[Data records]
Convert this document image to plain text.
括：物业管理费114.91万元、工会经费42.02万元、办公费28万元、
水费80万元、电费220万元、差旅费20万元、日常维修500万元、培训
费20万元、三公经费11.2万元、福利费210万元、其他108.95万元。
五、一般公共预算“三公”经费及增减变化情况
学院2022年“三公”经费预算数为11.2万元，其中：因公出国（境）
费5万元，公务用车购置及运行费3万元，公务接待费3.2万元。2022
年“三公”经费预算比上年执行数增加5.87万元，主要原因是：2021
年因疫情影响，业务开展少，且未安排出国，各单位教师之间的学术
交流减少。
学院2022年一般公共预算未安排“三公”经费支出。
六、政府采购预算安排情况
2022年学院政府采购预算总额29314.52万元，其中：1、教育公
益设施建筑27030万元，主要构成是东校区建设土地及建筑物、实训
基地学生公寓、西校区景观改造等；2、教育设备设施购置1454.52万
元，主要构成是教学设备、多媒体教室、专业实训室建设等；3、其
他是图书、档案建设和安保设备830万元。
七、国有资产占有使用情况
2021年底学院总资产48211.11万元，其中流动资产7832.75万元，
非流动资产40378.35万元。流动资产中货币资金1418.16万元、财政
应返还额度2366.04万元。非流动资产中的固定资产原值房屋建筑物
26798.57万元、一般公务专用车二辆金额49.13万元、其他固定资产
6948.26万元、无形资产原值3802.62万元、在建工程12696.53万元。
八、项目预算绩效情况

- Problem to solve:
Each record above should be repeated exactly as it appears.

- Exercise response:
Convert this document image to plain text.
括：物业管理费114.91万元、工会经费42.02万元、办公费28万元、
水费80万元、电费220万元、差旅费20万元、日常维修500万元、培训
费20万元、三公经费11.2万元、福利费210万元、其他108.95万元。
五、一般公共预算“三公”经费及增减变化情况
学院2022年“三公”经费预算数为11.2万元，其中：因公出国（境）
费5万元，公务用车购置及运行费3万元，公务接待费3.2万元。2022
年“三公”经费预算比上年执行数增加5.87万元，主要原因是：2021
年因疫情影响，业务开展少，且未安排出国，各单位教师之间的学术
交流减少。
学院2022年一般公共预算未安排“三公”经费支出。
六、政府采购预算安排情况
2022年学院政府采购预算总额29314.52万元，其中：1、教育公
益设施建筑27030万元，主要构成是东校区建设土地及建筑物、实训
基地学生公寓、西校区景观改造等；2、教育设备设施购置1454.52万
元，主要构成是教学设备、多媒体教室、专业实训室建设等；3、其
他是图书、档案建设和安保设备830万元。
七、国有资产占有使用情况
2021年底学院总资产48211.11万元，其中流动资产7832.75万元，
非流动资产40378.35万元。流动资产中货币资金1418.16万元、财政
应返还额度2366.04万元。非流动资产中的固定资产原值房屋建筑物
26798.57万元、一般公务专用车二辆金额49.13万元、其他固定资产
6948.26万元、无形资产原值3802.62万元、在建工程12696.53万元。
八、项目预算绩效情况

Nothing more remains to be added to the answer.